-- Exercise prompt --
Look through the data below. Pick out the lines holding the string "panel".

#####

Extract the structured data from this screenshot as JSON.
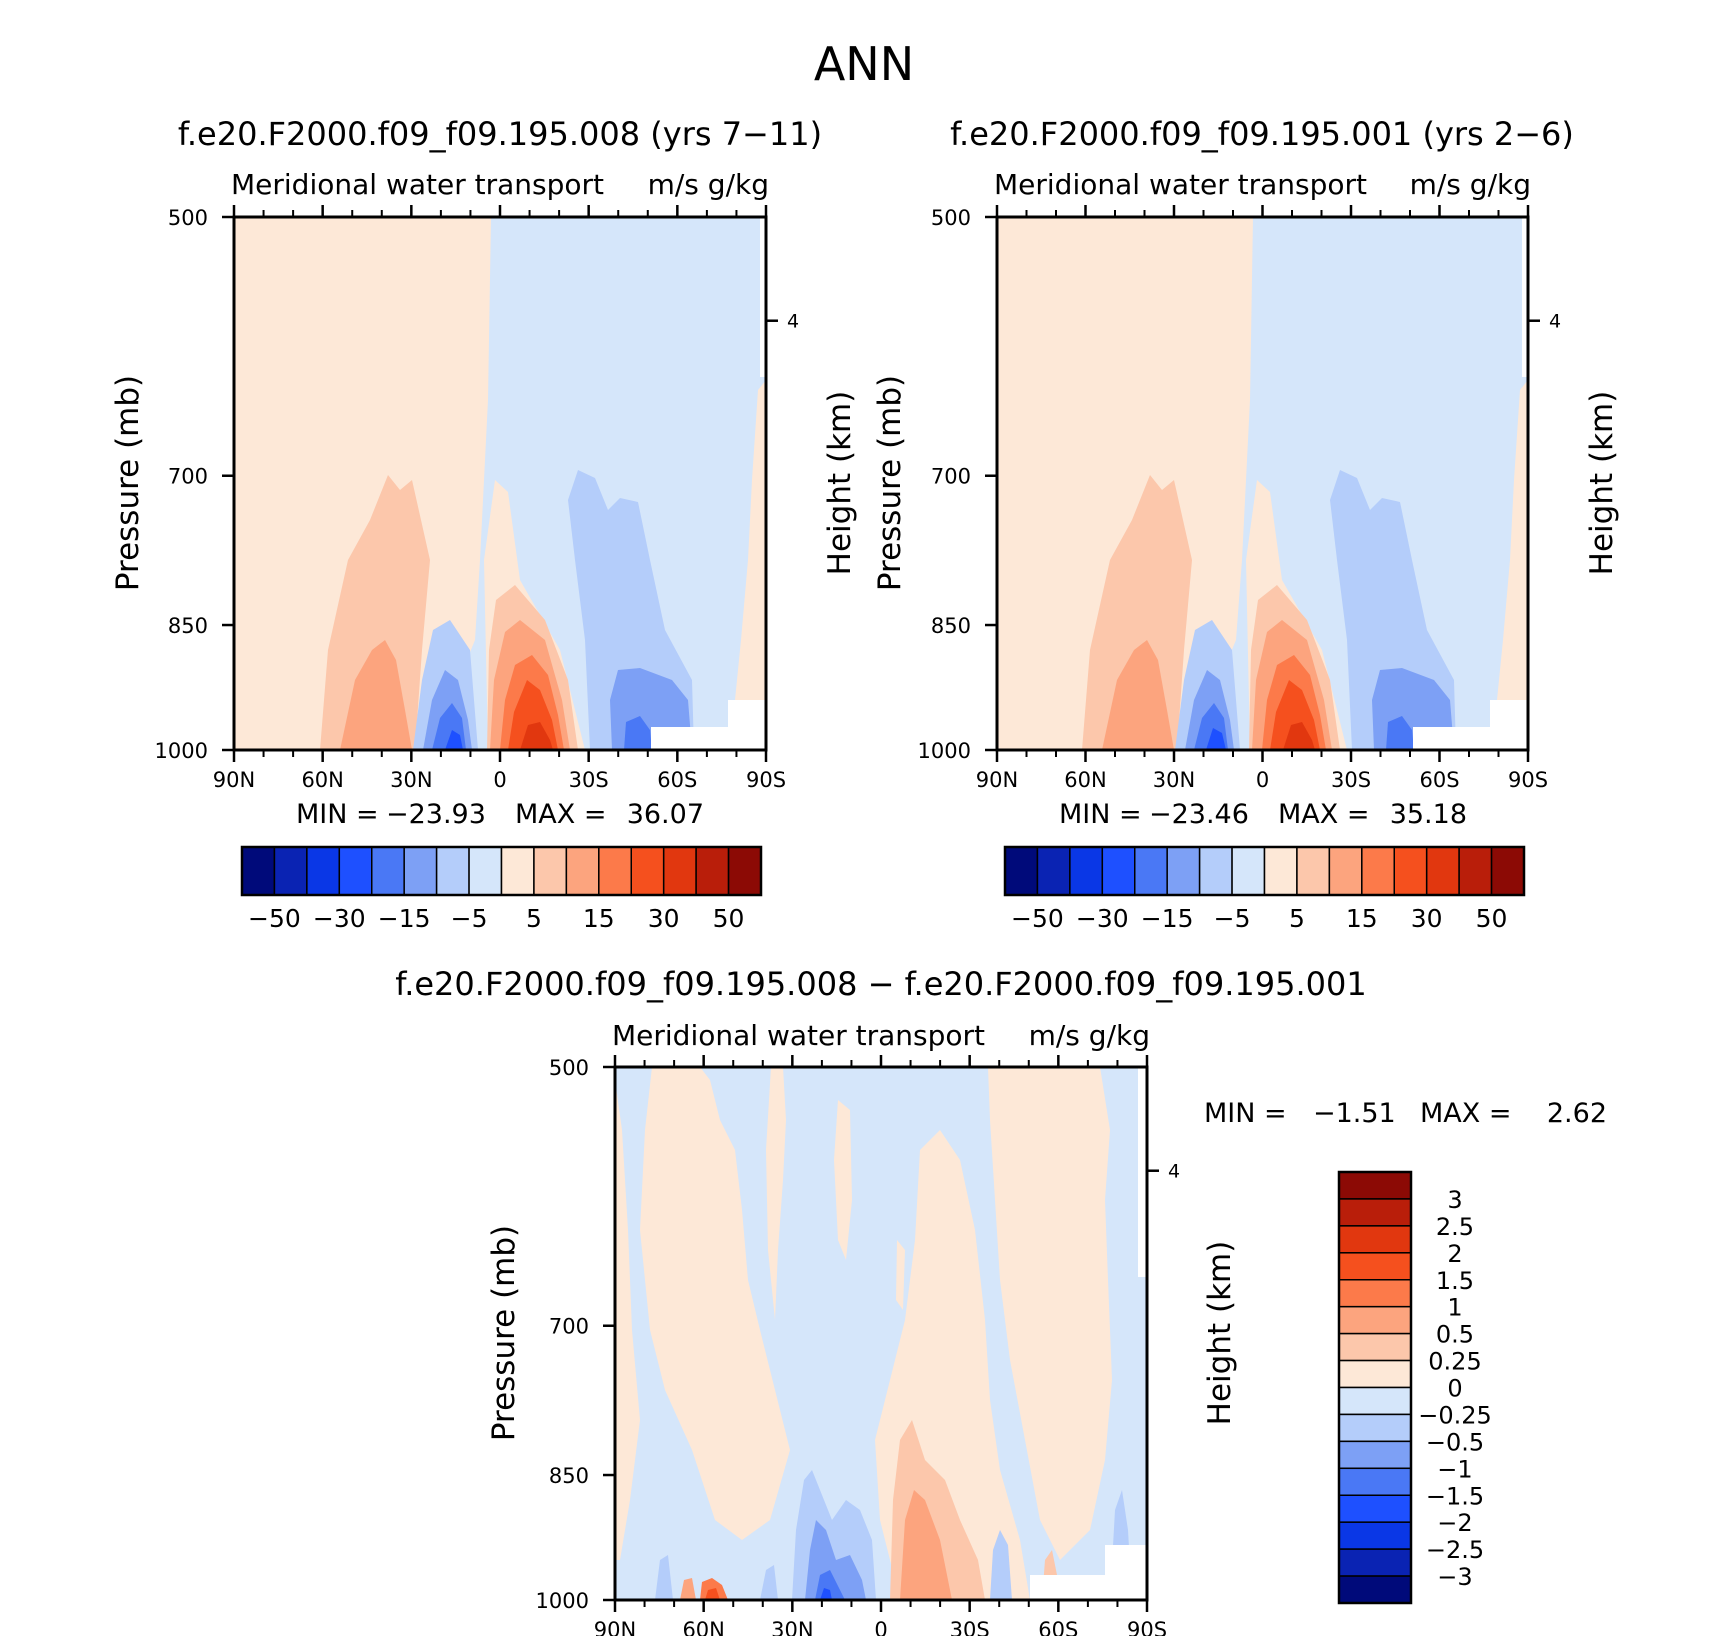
{
  "figure": {
    "title": "ANN"
  },
  "chart_data": [
    {
      "type": "heatmap",
      "panel": "left",
      "title": "f.e20.F2000.f09_f09.195.008 (yrs 7−11)",
      "subtitle_left": "Meridional water transport",
      "subtitle_right": "m/s g/kg",
      "ylabel": "Pressure (mb)",
      "ylabel_right": "Height (km)",
      "x_ticks": [
        "90N",
        "60N",
        "30N",
        "0",
        "30S",
        "60S",
        "90S"
      ],
      "y_ticks": [
        "500",
        "700",
        "850",
        "1000"
      ],
      "y_ticks_right": [
        "4"
      ],
      "xlim": [
        90,
        -90
      ],
      "ylim": [
        1000,
        500
      ],
      "min_label": "MIN =",
      "min_value": "−23.93",
      "max_label": "MAX =",
      "max_value": "36.07",
      "colorbar_labels": [
        "−50",
        "−30",
        "−15",
        "−5",
        "5",
        "15",
        "30",
        "50"
      ],
      "grid": false
    },
    {
      "type": "heatmap",
      "panel": "right",
      "title": "f.e20.F2000.f09_f09.195.001 (yrs 2−6)",
      "subtitle_left": "Meridional water transport",
      "subtitle_right": "m/s g/kg",
      "ylabel": "Pressure (mb)",
      "ylabel_right": "Height (km)",
      "x_ticks": [
        "90N",
        "60N",
        "30N",
        "0",
        "30S",
        "60S",
        "90S"
      ],
      "y_ticks": [
        "500",
        "700",
        "850",
        "1000"
      ],
      "y_ticks_right": [
        "4"
      ],
      "xlim": [
        90,
        -90
      ],
      "ylim": [
        1000,
        500
      ],
      "min_label": "MIN =",
      "min_value": "−23.46",
      "max_label": "MAX =",
      "max_value": "35.18",
      "colorbar_labels": [
        "−50",
        "−30",
        "−15",
        "−5",
        "5",
        "15",
        "30",
        "50"
      ],
      "grid": false
    },
    {
      "type": "heatmap",
      "panel": "difference",
      "title": "f.e20.F2000.f09_f09.195.008 − f.e20.F2000.f09_f09.195.001",
      "subtitle_left": "Meridional water transport",
      "subtitle_right": "m/s g/kg",
      "ylabel": "Pressure (mb)",
      "ylabel_right": "Height (km)",
      "x_ticks": [
        "90N",
        "60N",
        "30N",
        "0",
        "30S",
        "60S",
        "90S"
      ],
      "y_ticks": [
        "500",
        "700",
        "850",
        "1000"
      ],
      "y_ticks_right": [
        "4"
      ],
      "xlim": [
        90,
        -90
      ],
      "ylim": [
        1000,
        500
      ],
      "min_label": "MIN =",
      "min_value": "−1.51",
      "max_label": "MAX =",
      "max_value": "2.62",
      "colorbar_labels": [
        "3",
        "2.5",
        "2",
        "1.5",
        "1",
        "0.5",
        "0.25",
        "0",
        "−0.25",
        "−0.5",
        "−1",
        "−1.5",
        "−2",
        "−2.5",
        "−3"
      ],
      "grid": false
    }
  ],
  "colors": {
    "palette": [
      "#000a7a",
      "#0a23b3",
      "#0a37e6",
      "#1e50ff",
      "#4a78f5",
      "#7da0f5",
      "#b4cdfa",
      "#d5e6fa",
      "#fde8d7",
      "#fcc7ab",
      "#fca47e",
      "#fc7a4a",
      "#f5501e",
      "#e1370f",
      "#b91e0a",
      "#8c0a05"
    ]
  }
}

#####

-- Task result --
      "panel": "left",
      "panel": "right",
      "panel": "difference",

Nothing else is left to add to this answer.